◆ Task to carry out
Look through the data below. Collect every line where the word "Venet" occurs.

── Data records ──

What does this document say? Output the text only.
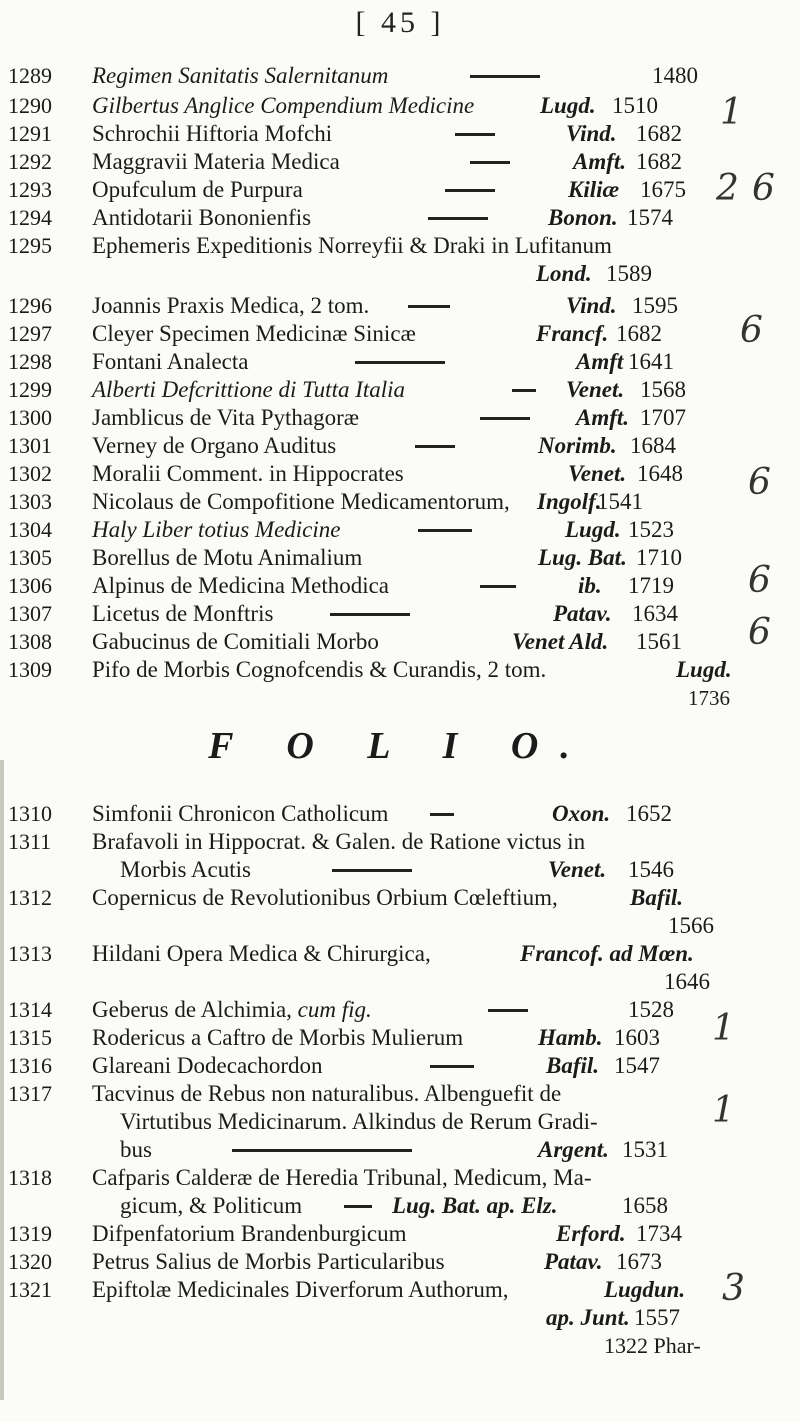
[ 45 ]
1289	Regimen Sanitatis Salernitanum	1480
1290	Gilbertus Anglice Compendium Medicine	Lugd. 1510
1291	Schrochii Hiftoria Mofchi	Vind. 1682
1292	Maggravii Materia Medica	Amft. 1682
1293	Opufculum de Purpura	Kiliæ 1675
1294	Antidotarii Bononienfis	Bonon. 1574
1295	Ephemeris Expeditionis Norreyfii & Draki in Lufitanum
Lond. 1589
1296	Joannis Praxis Medica, 2 tom.	Vind. 1595
1297	Cleyer Specimen Medicinæ Sinicæ	Francf. 1682
1298	Fontani Analecta	Amft 1641
1299	Alberti Defcrittione di Tutta Italia	Venet. 1568
1300	Jamblicus de Vita Pythagoræ	Amft. 1707
1301	Verney de Organo Auditus	Norimb. 1684
1302	Moralii Comment. in Hippocrates	Venet. 1648
1303	Nicolaus de Compofitione Medicamentorum, Ingolf.
1541
1304	Haly Liber totius Medicine	Lugd. 1523
1305	Borellus de Motu Animalium	Lug. Bat. 1710
1306	Alpinus de Medicina Methodica	ib. 1719
1307	Licetus de Monftris	Patav. 1634
1308	Gabucinus de Comitiali Morbo	Venet Ald. 1561
1309	Pifo de Morbis Cognofcendis & Curandis, 2 tom.	Lugd.
1736
F O L I O.
1310	Simfonii Chronicon Catholicum	Oxon. 1652
1311	Brafavoli in Hippocrat. & Galen. de Ratione victus in
Morbis Acutis	Venet. 1546
1312	Copernicus de Revolutionibus Orbium Cœleftium,	Bafil.
1566
1313	Hildani Opera Medica & Chirurgica,	Francof. ad Mœn.
1646
1314	Geberus de Alchimia, cum fig.	1528
1315	Rodericus a Caftro de Morbis Mulierum	Hamb. 1603
1316	Glareani Dodecachordon	Bafil. 1547
1317	Tacvinus de Rebus non naturalibus. Albenguefit de
Virtutibus Medicinarum. Alkindus de Rerum Gradi-
bus	Argent. 1531
1318	Cafparis Calderæ de Heredia Tribunal, Medicum, Ma-
gicum, & Politicum	Lug. Bat. ap. Elz.	1658
1319	Difpenfatorium Brandenburgicum	Erford. 1734
1320	Petrus Salius de Morbis Particularibus	Patav. 1673
1321	Epiftolæ Medicinales Diverforum Authorum,	Lugdun.
ap. Junt. 1557
1322 Phar-
1
2 6
6
6
6
6
1
1
3
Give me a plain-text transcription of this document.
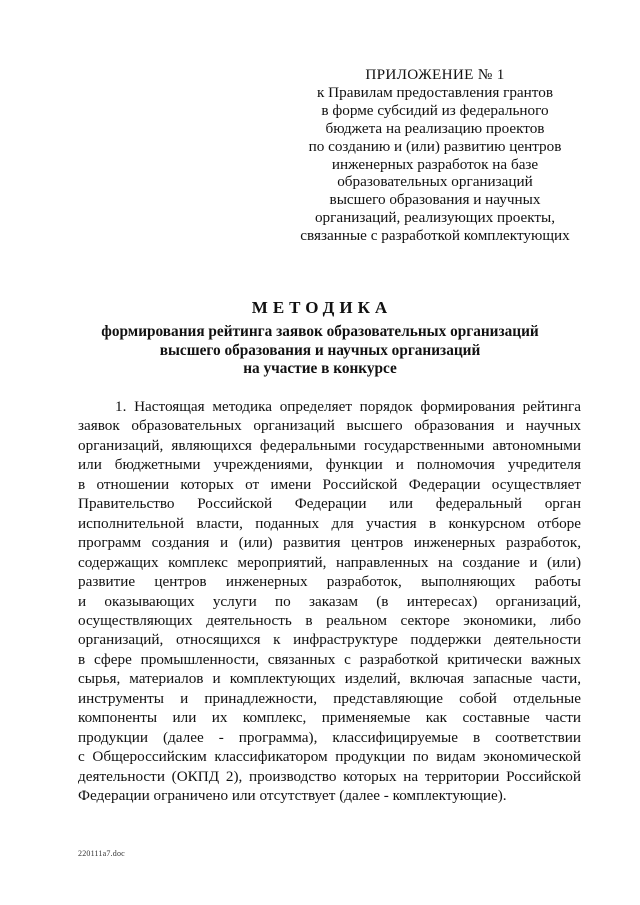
ПРИЛОЖЕНИЕ № 1
к Правилам предоставления грантов
в форме субсидий из федерального
бюджета на реализацию проектов
по созданию и (или) развитию центров
инженерных разработок на базе
образовательных организаций
высшего образования и научных
организаций, реализующих проекты,
связанные с разработкой комплектующих
МЕТОДИКА
формирования рейтинга заявок образовательных организаций
высшего образования и научных организаций
на участие в конкурсе
1. Настоящая методика определяет порядок формирования рейтинга
заявок образовательных организаций высшего образования и научных
организаций, являющихся федеральными государственными автономными
или бюджетными учреждениями, функции и полномочия учредителя
в отношении которых от имени Российской Федерации осуществляет
Правительство Российской Федерации или федеральный орган
исполнительной власти, поданных для участия в конкурсном отборе
программ создания и (или) развития центров инженерных разработок,
содержащих комплекс мероприятий, направленных на создание и (или)
развитие центров инженерных разработок, выполняющих работы
и оказывающих услуги по заказам (в интересах) организаций,
осуществляющих деятельность в реальном секторе экономики, либо
организаций, относящихся к инфраструктуре поддержки деятельности
в сфере промышленности, связанных с разработкой критически важных
сырья, материалов и комплектующих изделий, включая запасные части,
инструменты и принадлежности, представляющие собой отдельные
компоненты или их комплекс, применяемые как составные части
продукции (далее - программа), классифицируемые в соответствии
с Общероссийским классификатором продукции по видам экономической
деятельности (ОКПД 2), производство которых на территории Российской
Федерации ограничено или отсутствует (далее - комплектующие).
220111a7.doc
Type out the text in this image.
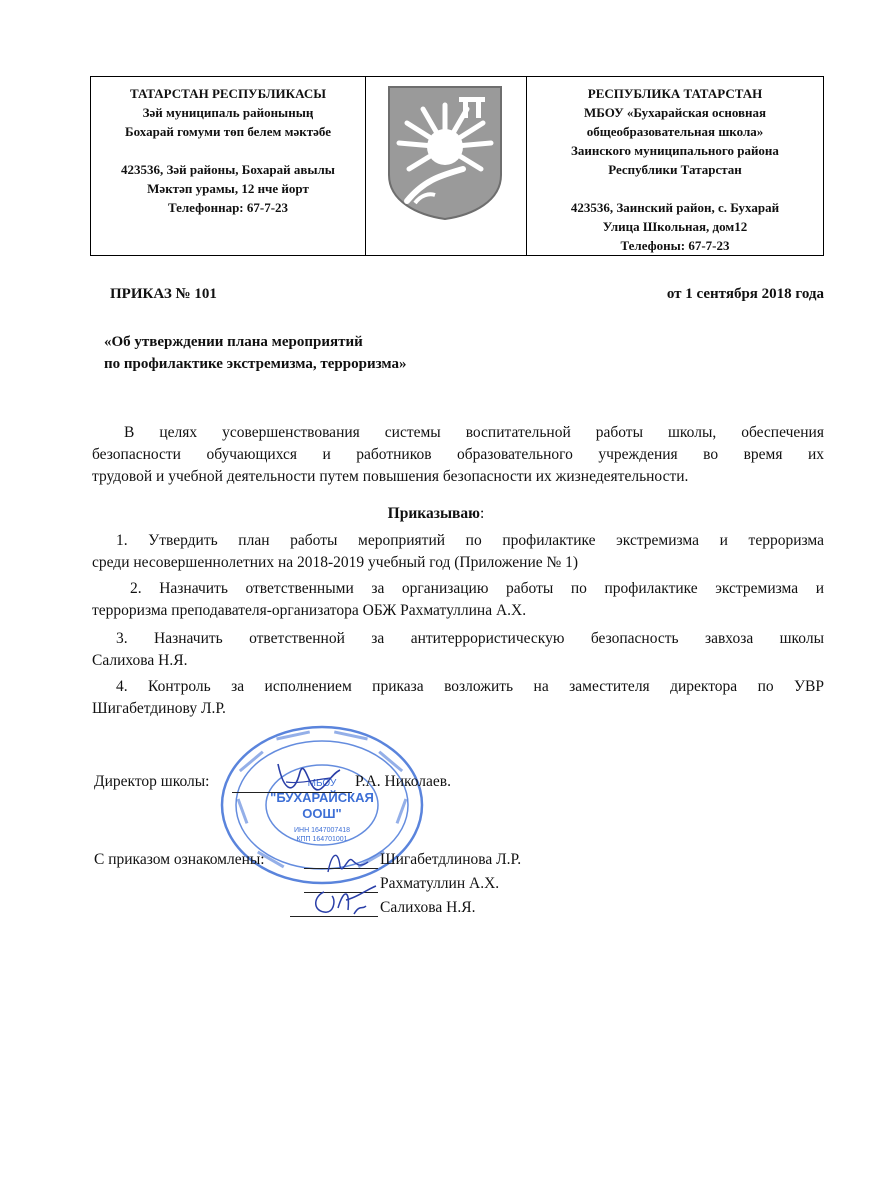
ТАТАРСТАН РЕСПУБЛИКАСЫ
Зәй муниципаль районының
Бохарай гомуми төп белем мәктәбе
423536, Зәй районы, Бохарай авылы
Мәктәп урамы, 12 нче йорт
Телефоннар: 67-7-23
РЕСПУБЛИКА ТАТАРСТАН
МБОУ «Бухарайская основная
общеобразовательная школа»
Заинского муниципального района
Республики Татарстан
423536, Заинский район, с. Бухарай
Улица Школьная, дом12
Телефоны: 67-7-23
ПРИКАЗ № 101	от 1 сентября 2018 года
«Об утверждении плана мероприятий
по профилактике экстремизма, терроризма»
В целях усовершенствования системы воспитательной работы школы, обеспечения
безопасности обучающихся и работников образовательного учреждения во время их
трудовой и учебной деятельности путем повышения безопасности их жизнедеятельности.
Приказываю:
1. Утвердить план работы мероприятий по профилактике экстремизма и терроризма
среди несовершеннолетних на 2018-2019 учебный год (Приложение № 1)
2. Назначить ответственными за организацию работы по профилактике экстремизма и
терроризма преподавателя-организатора ОБЖ Рахматуллина А.Х.
3. Назначить ответственной за антитеррористическую безопасность завхоза школы
Салихова Н.Я.
4. Контроль за исполнением приказа возложить на заместителя директора по УВР
Шигабетдинову Л.Р.
МБОУ
"БУХАРАЙСКАЯ
ООШ"
ИНН 1647007418
КПП 164701001
Директор школы:	Р.А. Николаев.
С приказом ознакомлены:	Шигабетдлинова Л.Р.
Рахматуллин А.Х.
Салихова Н.Я.
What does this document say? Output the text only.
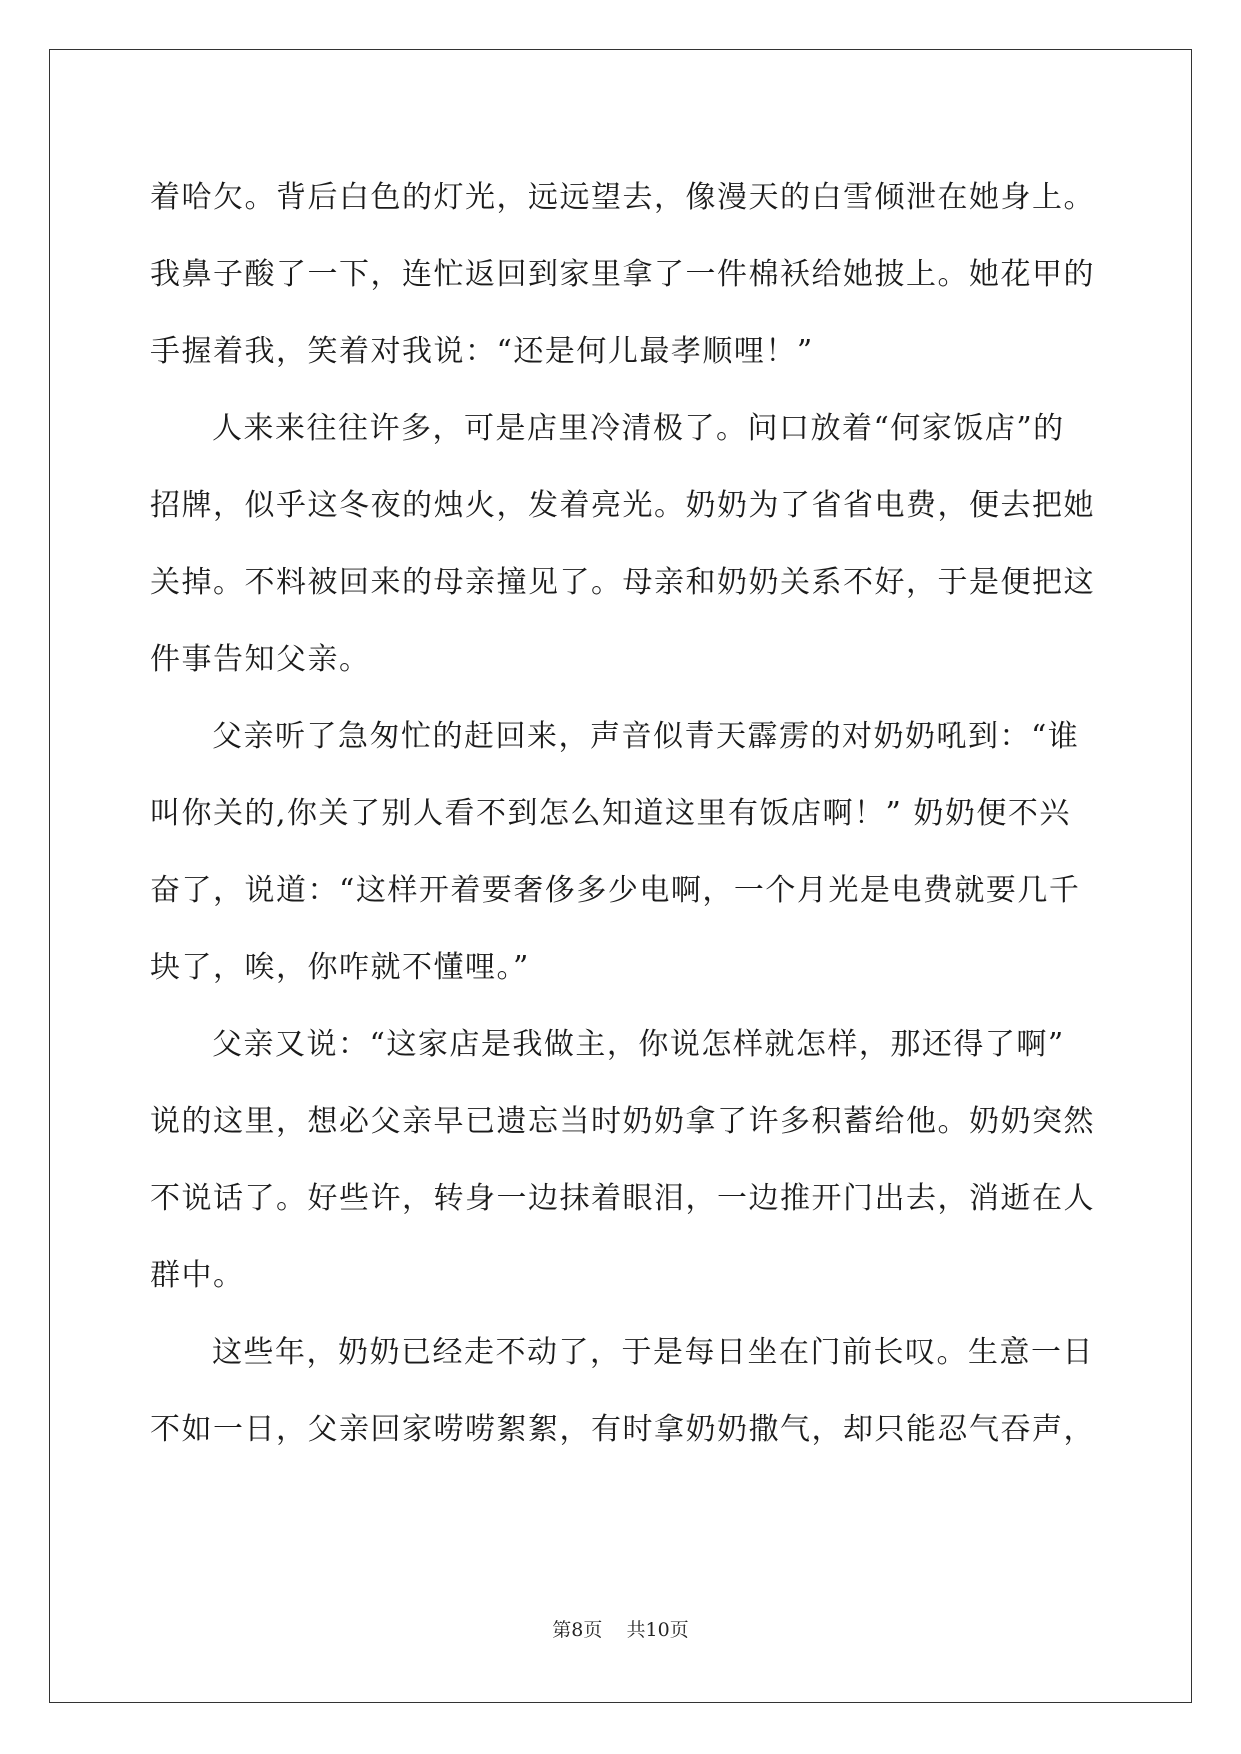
着哈欠。背后白色的灯光，远远望去，像漫天的白雪倾泄在她身上。
我鼻子酸了一下，连忙返回到家里拿了一件棉袄给她披上。她花甲的
手握着我，笑着对我说：“还是何儿最孝顺哩！”
人来来往往许多，可是店里冷清极了。问口放着“何家饭店”的
招牌，似乎这冬夜的烛火，发着亮光。奶奶为了省省电费，便去把她
关掉。不料被回来的母亲撞见了。母亲和奶奶关系不好，于是便把这
件事告知父亲。
父亲听了急匆忙的赶回来，声音似青天霹雳的对奶奶吼到：“谁
叫你关的,你关了别人看不到怎么知道这里有饭店啊！” 奶奶便不兴
奋了，说道：“这样开着要奢侈多少电啊，一个月光是电费就要几千
块了，唉，你咋就不懂哩。”
父亲又说：“这家店是我做主，你说怎样就怎样，那还得了啊”
说的这里，想必父亲早已遗忘当时奶奶拿了许多积蓄给他。奶奶突然
不说话了。好些许，转身一边抹着眼泪，一边推开门出去，消逝在人
群中。
这些年，奶奶已经走不动了，于是每日坐在门前长叹。生意一日
不如一日，父亲回家唠唠絮絮，有时拿奶奶撒气，却只能忍气吞声，
第8页    共10页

───

◆ Exercise response
1299	Alberti Defcrittione di Tutta Italia	Venet. 1568
1302	Moralii Comment. in Hippocrates	Venet. 1648
1308	Gabucinus de Comitiali Morbo	Venet Ald. 1561
Morbis Acutis	Venet. 1546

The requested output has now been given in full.